> [What the task requires]:
Return the items verbatim from their first line through the line that contains "ground-plane-shape bbox=[674, 1707, 1176, 2030]", both ends included, and nothing past that line.

▬▬▬▬▬▬▬▬▬▬

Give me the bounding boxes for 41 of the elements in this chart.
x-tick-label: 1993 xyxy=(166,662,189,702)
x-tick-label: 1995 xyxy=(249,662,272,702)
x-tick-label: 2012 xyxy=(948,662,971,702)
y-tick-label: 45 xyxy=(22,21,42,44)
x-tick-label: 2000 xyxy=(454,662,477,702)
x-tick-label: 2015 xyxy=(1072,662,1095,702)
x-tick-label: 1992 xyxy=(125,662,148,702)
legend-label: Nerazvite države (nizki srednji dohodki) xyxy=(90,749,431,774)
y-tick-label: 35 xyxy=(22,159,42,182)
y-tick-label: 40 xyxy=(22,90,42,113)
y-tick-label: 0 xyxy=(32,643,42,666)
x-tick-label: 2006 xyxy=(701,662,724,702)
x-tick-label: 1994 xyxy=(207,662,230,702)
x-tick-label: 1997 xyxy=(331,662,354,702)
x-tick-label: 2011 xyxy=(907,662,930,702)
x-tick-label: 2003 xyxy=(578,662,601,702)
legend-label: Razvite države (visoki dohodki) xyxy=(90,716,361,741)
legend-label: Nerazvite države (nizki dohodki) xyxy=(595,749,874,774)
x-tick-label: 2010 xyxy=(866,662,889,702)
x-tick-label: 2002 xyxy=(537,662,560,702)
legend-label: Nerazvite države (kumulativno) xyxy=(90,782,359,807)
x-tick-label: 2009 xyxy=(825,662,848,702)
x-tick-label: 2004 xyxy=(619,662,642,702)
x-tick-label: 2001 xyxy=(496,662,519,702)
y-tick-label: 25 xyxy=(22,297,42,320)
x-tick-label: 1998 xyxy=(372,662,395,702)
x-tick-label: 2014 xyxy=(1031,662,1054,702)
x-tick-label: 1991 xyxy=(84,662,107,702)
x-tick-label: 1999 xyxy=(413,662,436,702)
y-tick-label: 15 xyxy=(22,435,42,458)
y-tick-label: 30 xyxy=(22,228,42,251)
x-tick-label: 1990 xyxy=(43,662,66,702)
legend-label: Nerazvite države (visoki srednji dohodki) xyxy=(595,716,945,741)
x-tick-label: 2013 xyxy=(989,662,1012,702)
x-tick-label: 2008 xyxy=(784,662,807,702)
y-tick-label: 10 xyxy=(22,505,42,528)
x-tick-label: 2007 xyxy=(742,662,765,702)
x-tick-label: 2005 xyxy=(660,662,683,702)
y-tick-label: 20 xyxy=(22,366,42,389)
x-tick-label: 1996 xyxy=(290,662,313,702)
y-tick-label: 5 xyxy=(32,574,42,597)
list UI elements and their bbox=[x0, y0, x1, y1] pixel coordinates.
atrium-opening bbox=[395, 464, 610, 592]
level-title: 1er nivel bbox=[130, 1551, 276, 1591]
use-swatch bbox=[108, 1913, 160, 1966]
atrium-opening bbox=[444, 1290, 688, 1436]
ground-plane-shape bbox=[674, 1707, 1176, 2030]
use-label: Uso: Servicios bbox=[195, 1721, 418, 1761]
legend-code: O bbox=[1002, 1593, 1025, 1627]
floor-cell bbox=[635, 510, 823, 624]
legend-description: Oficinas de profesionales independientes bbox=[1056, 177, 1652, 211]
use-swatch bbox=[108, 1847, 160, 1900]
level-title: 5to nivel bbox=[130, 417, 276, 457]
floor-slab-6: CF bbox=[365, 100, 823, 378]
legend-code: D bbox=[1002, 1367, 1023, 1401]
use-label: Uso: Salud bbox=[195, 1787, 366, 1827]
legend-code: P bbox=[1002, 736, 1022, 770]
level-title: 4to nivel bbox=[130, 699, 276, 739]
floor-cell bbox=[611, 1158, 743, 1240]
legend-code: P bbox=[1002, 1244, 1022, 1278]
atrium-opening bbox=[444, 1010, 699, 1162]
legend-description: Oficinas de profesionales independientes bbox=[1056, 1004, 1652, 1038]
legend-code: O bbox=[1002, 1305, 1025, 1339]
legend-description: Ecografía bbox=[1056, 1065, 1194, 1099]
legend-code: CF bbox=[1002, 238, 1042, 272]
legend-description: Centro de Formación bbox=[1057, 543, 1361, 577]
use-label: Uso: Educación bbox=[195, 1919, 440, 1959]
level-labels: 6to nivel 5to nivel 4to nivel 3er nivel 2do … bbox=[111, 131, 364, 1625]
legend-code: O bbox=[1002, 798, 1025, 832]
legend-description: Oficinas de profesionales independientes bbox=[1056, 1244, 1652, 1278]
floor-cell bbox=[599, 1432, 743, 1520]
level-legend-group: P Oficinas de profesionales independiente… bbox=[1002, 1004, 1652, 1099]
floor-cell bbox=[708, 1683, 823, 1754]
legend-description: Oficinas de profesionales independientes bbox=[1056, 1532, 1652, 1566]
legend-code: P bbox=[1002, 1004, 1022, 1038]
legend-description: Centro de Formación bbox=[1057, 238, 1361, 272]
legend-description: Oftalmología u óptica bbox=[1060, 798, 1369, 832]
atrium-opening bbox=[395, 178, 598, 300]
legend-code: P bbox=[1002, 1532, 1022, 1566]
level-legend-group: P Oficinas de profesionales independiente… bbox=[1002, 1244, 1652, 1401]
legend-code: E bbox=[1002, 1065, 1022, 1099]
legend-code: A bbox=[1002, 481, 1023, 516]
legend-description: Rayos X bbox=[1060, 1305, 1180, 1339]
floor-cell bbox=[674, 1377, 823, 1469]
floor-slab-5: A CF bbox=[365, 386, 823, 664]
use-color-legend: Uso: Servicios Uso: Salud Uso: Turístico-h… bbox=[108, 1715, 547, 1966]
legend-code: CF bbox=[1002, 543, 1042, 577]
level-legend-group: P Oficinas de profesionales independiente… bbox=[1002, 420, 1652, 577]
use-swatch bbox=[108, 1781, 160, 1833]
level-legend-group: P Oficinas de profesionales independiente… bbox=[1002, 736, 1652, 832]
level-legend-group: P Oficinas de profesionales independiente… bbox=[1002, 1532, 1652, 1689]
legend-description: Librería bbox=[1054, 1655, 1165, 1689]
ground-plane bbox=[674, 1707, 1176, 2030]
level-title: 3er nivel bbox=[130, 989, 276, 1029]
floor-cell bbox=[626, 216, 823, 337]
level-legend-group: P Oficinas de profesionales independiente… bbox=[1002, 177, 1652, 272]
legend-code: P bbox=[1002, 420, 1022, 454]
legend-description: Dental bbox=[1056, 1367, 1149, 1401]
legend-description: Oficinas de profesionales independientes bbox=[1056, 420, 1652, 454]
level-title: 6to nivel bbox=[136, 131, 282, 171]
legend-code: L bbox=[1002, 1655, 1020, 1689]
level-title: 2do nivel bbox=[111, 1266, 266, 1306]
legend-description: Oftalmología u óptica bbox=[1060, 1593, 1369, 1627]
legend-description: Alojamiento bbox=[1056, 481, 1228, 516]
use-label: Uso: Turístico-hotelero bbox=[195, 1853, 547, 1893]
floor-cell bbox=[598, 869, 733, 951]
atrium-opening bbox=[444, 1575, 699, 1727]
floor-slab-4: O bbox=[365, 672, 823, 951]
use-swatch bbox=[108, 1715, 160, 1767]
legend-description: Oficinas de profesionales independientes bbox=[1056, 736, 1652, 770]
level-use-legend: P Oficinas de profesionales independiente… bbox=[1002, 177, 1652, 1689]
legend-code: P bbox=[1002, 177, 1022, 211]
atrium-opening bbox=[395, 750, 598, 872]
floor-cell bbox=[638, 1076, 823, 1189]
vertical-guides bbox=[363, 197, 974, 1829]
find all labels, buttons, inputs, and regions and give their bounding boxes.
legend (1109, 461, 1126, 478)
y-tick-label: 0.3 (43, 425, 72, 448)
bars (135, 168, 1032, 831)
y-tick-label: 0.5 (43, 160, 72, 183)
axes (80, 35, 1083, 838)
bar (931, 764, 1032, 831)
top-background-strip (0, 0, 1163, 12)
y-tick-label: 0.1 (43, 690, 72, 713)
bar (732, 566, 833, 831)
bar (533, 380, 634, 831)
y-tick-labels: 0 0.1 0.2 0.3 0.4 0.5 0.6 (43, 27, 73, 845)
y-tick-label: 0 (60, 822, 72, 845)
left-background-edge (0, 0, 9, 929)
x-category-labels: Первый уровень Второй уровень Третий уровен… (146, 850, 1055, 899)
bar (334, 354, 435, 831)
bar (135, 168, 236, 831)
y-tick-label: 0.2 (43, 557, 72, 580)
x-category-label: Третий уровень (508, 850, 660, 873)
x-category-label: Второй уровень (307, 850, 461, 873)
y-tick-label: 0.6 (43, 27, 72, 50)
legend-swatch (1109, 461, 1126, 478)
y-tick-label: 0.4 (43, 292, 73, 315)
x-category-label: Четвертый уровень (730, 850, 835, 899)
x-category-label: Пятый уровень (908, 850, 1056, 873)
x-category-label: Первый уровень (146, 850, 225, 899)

▬▬▬▬▬▬▬▬▬▬

> [Response]:
Give me the bounding boxes for 41 of the elements in this chart.
x-tick-label: 1993 xyxy=(166,662,189,702)
x-tick-label: 1995 xyxy=(249,662,272,702)
x-tick-label: 2012 xyxy=(948,662,971,702)
y-tick-label: 45 xyxy=(22,21,42,44)
x-tick-label: 2000 xyxy=(454,662,477,702)
x-tick-label: 2015 xyxy=(1072,662,1095,702)
x-tick-label: 1992 xyxy=(125,662,148,702)
legend-label: Nerazvite države (nizki srednji dohodki) xyxy=(90,749,431,774)
y-tick-label: 35 xyxy=(22,159,42,182)
y-tick-label: 40 xyxy=(22,90,42,113)
y-tick-label: 0 xyxy=(32,643,42,666)
x-tick-label: 2006 xyxy=(701,662,724,702)
x-tick-label: 1994 xyxy=(207,662,230,702)
x-tick-label: 1997 xyxy=(331,662,354,702)
x-tick-label: 2011 xyxy=(907,662,930,702)
x-tick-label: 2003 xyxy=(578,662,601,702)
legend-label: Razvite države (visoki dohodki) xyxy=(90,716,361,741)
legend-label: Nerazvite države (nizki dohodki) xyxy=(595,749,874,774)
x-tick-label: 2010 xyxy=(866,662,889,702)
x-tick-label: 2002 xyxy=(537,662,560,702)
legend-label: Nerazvite države (kumulativno) xyxy=(90,782,359,807)
x-tick-label: 2009 xyxy=(825,662,848,702)
x-tick-label: 2004 xyxy=(619,662,642,702)
x-tick-label: 2001 xyxy=(496,662,519,702)
y-tick-label: 25 xyxy=(22,297,42,320)
x-tick-label: 1998 xyxy=(372,662,395,702)
x-tick-label: 2014 xyxy=(1031,662,1054,702)
x-tick-label: 1991 xyxy=(84,662,107,702)
x-tick-label: 1999 xyxy=(413,662,436,702)
y-tick-label: 15 xyxy=(22,435,42,458)
y-tick-label: 30 xyxy=(22,228,42,251)
x-tick-label: 1990 xyxy=(43,662,66,702)
legend-label: Nerazvite države (visoki srednji dohodki) xyxy=(595,716,945,741)
x-tick-label: 2013 xyxy=(989,662,1012,702)
x-tick-label: 2008 xyxy=(784,662,807,702)
y-tick-label: 10 xyxy=(22,505,42,528)
x-tick-label: 2007 xyxy=(742,662,765,702)
x-tick-label: 2005 xyxy=(660,662,683,702)
y-tick-label: 20 xyxy=(22,366,42,389)
x-tick-label: 1996 xyxy=(290,662,313,702)
y-tick-label: 5 xyxy=(32,574,42,597)
list UI elements and their bbox=[x0, y0, x1, y1] pixel coordinates.
atrium-opening bbox=[395, 464, 610, 592]
level-title: 1er nivel bbox=[130, 1551, 276, 1591]
use-swatch bbox=[108, 1913, 160, 1966]
atrium-opening bbox=[444, 1290, 688, 1436]
ground-plane-shape bbox=[674, 1707, 1176, 2030]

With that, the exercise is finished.